### What is being asked
Select from the records below every line that has the word "JSON" in it.

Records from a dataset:
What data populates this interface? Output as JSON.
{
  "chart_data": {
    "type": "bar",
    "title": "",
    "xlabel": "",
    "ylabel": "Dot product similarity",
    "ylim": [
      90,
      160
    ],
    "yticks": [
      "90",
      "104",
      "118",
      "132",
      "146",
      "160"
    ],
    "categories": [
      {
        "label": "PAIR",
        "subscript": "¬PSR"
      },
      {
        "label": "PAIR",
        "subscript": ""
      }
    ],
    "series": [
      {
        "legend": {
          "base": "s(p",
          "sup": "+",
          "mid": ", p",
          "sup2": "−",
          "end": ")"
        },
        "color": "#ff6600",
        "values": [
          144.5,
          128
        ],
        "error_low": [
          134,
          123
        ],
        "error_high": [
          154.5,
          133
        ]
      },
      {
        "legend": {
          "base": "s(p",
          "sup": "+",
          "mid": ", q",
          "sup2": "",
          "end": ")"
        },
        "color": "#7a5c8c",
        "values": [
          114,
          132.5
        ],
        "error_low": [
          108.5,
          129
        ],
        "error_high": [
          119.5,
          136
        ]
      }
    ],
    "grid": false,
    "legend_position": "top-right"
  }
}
==
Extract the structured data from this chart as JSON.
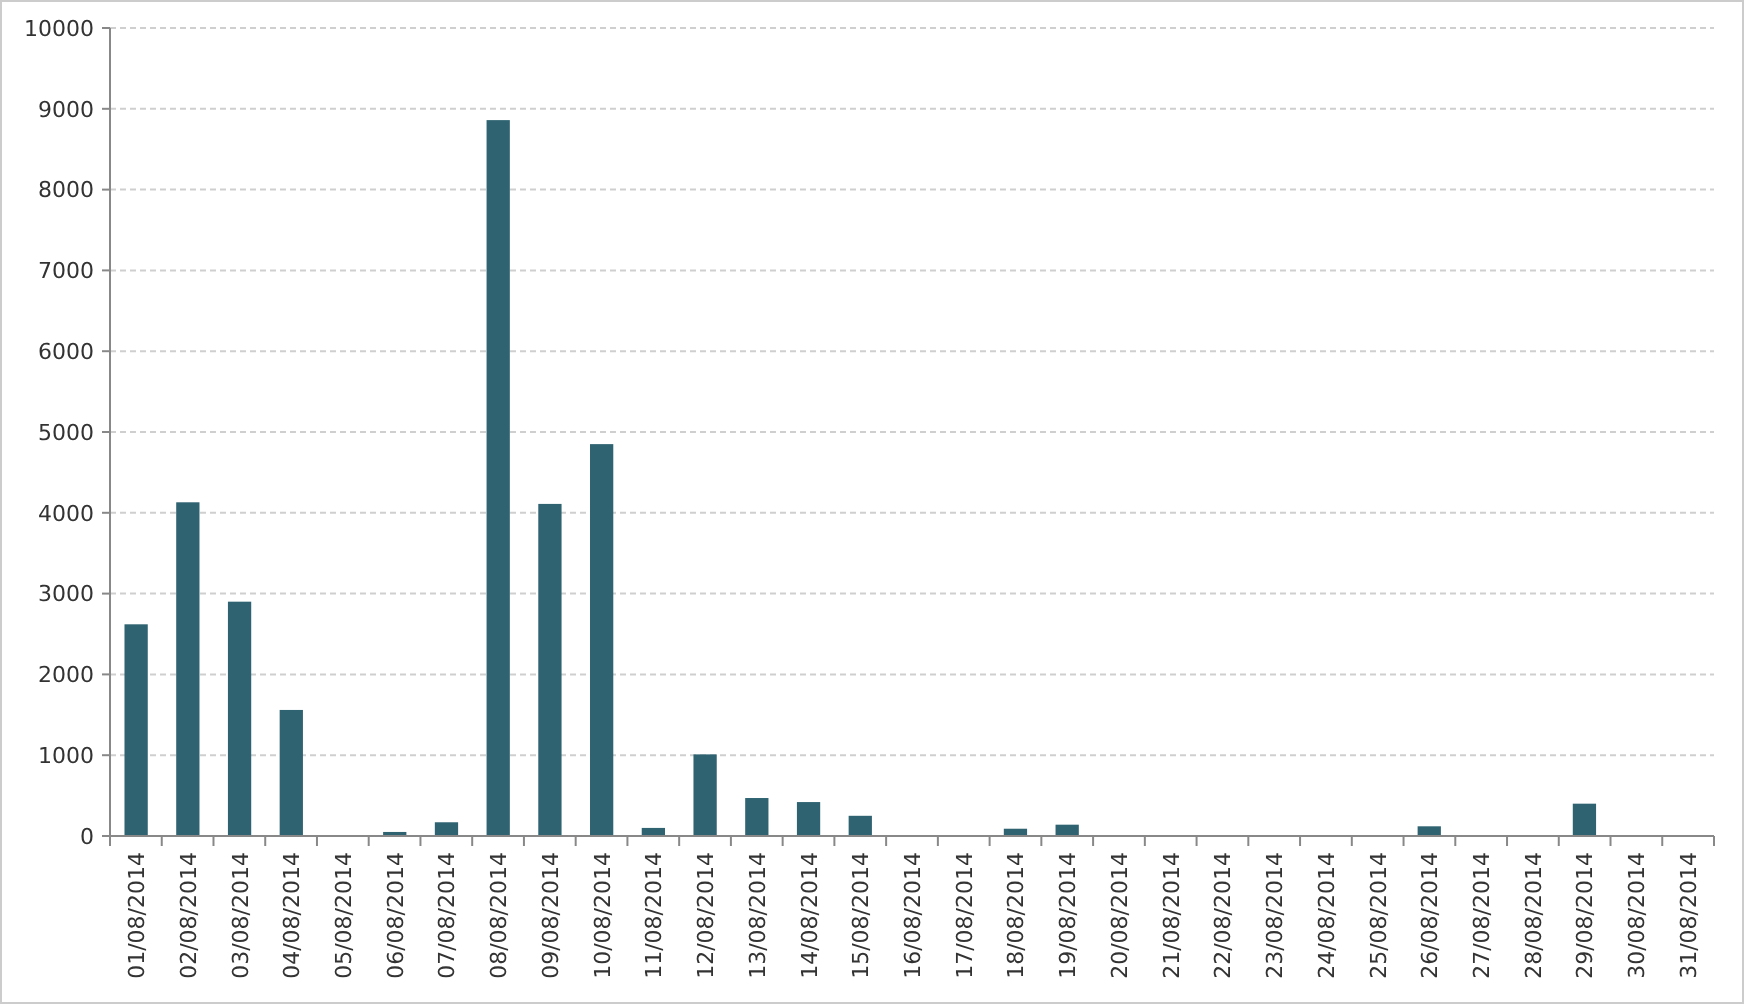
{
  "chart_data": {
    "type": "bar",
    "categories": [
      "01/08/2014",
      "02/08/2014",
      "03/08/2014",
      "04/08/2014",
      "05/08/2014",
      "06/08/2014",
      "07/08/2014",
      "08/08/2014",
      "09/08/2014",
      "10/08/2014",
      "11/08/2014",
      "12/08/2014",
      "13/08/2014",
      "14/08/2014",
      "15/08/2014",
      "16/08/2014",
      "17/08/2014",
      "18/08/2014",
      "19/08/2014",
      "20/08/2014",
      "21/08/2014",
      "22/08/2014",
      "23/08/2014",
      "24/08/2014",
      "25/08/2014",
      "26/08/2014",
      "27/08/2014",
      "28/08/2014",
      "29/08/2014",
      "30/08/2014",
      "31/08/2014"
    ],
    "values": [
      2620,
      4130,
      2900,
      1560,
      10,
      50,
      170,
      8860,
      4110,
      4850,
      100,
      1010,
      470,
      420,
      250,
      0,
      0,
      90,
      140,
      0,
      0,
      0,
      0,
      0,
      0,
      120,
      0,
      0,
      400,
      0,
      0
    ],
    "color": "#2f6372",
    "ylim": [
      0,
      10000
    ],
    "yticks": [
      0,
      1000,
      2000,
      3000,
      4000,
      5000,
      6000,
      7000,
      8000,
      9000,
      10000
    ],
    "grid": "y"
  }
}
==
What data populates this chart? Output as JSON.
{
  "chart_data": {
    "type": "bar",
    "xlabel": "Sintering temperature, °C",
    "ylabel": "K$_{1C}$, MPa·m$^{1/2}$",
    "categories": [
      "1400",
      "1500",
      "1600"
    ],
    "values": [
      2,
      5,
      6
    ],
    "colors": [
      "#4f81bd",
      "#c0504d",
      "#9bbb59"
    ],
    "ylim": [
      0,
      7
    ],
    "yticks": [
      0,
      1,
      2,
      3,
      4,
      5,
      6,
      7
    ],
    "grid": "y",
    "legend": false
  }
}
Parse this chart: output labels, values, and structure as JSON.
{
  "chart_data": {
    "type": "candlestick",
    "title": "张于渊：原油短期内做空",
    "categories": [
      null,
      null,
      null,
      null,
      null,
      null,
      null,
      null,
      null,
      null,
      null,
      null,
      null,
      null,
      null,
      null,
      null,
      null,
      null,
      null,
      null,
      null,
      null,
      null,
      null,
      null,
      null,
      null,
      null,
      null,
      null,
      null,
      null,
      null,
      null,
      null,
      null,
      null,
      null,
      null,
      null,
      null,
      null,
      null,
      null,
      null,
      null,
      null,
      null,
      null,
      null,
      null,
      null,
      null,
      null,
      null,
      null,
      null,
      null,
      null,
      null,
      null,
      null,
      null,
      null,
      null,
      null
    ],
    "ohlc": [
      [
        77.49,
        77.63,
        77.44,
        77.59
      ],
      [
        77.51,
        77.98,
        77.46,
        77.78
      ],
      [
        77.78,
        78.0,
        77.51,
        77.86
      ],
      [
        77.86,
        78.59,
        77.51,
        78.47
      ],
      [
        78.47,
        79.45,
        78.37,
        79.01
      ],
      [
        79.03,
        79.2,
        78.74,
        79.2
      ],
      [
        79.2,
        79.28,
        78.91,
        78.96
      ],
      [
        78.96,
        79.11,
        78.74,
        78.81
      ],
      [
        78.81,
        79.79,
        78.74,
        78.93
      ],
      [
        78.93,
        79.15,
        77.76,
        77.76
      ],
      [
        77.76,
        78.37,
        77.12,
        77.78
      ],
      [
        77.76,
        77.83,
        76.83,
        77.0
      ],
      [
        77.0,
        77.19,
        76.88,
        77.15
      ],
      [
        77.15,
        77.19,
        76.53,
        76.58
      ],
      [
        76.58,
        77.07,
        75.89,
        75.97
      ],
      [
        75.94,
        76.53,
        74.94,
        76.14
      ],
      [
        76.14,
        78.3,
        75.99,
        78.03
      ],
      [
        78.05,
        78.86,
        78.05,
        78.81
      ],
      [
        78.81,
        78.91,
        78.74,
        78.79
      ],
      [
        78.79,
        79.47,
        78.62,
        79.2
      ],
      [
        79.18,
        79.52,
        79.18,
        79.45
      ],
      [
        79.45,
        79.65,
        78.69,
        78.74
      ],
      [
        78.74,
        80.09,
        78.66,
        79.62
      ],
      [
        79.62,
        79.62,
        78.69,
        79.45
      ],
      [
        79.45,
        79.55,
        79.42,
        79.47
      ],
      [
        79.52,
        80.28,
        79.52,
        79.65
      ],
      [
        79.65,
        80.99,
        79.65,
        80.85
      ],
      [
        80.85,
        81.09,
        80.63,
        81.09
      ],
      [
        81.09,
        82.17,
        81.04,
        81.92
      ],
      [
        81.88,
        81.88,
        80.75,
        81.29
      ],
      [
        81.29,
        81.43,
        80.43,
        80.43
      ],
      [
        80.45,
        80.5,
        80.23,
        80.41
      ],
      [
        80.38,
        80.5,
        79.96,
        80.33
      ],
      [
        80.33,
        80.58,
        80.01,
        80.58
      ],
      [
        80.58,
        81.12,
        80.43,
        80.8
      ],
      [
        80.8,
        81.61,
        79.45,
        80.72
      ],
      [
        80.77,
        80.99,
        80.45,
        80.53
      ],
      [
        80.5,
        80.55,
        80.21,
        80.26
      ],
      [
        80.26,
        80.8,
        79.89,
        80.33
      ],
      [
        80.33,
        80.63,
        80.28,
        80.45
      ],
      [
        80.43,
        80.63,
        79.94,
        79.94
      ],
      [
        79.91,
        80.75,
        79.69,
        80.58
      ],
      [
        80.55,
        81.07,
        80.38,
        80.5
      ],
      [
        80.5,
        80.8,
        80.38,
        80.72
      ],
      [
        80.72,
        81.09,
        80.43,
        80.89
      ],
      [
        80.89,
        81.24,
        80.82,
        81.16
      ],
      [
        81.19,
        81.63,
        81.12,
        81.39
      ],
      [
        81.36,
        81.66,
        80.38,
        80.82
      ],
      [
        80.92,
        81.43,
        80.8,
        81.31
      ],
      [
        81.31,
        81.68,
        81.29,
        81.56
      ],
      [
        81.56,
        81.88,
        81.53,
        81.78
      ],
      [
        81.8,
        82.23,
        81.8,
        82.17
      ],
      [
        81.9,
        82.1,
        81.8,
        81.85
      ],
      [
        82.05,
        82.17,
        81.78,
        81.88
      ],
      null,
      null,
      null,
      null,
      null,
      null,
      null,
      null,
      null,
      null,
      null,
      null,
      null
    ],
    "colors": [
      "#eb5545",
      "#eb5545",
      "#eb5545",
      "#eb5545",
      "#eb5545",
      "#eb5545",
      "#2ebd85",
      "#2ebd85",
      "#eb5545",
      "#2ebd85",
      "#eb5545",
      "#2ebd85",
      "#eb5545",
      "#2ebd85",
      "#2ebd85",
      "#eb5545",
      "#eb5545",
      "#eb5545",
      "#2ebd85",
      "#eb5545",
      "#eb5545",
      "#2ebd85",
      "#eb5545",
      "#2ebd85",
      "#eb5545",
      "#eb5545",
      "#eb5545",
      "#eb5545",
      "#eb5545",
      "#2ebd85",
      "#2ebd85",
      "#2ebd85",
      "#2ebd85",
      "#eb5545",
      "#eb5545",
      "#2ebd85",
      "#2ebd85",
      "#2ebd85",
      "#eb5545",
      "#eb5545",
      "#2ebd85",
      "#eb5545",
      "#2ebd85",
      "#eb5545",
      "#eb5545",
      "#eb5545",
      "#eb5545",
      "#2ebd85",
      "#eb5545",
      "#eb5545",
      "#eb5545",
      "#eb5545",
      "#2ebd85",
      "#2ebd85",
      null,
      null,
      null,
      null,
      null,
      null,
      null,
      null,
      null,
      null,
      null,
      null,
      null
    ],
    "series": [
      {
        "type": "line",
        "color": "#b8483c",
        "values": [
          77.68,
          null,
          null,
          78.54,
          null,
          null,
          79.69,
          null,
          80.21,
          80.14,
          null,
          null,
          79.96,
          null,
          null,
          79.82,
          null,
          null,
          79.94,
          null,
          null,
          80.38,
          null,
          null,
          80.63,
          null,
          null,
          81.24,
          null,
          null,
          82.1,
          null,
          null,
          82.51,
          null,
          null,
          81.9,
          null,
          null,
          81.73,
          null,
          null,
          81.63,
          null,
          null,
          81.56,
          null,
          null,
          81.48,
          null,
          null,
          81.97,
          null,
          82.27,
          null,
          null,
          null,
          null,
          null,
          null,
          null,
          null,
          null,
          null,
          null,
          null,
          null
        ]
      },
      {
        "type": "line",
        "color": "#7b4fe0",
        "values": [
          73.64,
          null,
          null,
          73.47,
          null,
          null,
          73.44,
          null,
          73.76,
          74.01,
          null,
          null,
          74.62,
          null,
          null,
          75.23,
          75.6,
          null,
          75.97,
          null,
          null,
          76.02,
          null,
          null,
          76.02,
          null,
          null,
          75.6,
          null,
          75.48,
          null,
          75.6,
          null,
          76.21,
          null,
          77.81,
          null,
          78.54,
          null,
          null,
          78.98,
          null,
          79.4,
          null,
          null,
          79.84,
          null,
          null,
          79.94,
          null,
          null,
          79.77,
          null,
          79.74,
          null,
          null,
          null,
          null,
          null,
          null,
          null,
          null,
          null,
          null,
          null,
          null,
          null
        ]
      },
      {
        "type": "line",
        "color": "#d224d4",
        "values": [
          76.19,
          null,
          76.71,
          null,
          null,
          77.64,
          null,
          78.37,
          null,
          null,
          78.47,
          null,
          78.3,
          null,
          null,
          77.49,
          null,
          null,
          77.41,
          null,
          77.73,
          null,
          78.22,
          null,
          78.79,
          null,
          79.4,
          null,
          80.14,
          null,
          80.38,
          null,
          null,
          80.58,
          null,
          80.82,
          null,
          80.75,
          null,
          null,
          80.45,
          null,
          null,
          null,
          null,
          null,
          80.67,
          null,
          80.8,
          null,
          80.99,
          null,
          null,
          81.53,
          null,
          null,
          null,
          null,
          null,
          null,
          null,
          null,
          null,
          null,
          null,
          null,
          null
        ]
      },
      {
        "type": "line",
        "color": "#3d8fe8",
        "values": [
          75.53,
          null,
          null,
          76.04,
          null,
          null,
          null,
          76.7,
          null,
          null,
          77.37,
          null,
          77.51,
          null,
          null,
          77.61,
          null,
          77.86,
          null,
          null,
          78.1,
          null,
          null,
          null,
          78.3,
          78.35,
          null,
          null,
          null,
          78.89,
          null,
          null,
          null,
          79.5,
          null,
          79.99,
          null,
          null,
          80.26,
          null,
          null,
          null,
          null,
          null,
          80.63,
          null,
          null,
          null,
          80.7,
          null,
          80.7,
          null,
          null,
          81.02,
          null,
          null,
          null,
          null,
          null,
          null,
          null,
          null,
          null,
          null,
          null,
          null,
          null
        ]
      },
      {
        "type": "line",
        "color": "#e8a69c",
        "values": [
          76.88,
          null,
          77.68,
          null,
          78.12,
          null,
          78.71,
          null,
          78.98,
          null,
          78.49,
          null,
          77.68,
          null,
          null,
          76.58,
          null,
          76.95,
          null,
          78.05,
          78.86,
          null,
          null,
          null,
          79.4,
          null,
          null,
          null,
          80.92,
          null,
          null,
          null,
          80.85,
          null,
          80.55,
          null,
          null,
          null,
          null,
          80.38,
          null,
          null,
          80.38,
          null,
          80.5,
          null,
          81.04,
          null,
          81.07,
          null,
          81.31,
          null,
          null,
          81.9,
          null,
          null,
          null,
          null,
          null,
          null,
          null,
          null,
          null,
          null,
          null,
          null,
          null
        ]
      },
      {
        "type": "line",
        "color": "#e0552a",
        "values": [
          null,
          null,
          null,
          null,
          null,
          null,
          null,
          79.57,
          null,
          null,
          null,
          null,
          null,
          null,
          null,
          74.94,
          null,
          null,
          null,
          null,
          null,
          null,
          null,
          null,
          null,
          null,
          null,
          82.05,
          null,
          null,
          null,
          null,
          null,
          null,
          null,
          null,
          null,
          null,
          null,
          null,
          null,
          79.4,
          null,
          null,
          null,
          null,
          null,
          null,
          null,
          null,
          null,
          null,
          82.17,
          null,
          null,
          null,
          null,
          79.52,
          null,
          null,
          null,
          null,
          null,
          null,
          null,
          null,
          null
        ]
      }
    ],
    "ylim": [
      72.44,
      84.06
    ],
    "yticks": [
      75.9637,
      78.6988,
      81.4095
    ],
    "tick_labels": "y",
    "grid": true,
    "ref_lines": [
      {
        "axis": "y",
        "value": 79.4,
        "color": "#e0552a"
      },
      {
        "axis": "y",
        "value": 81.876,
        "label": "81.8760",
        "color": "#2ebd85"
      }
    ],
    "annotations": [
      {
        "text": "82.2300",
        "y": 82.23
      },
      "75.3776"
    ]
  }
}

### Correct result
What data populates this interface? Output as JSON.
Extract the structured data from this chart as JSON.
What data populates this chart? Output as JSON.
Parse this chart: output labels, values, and structure as JSON.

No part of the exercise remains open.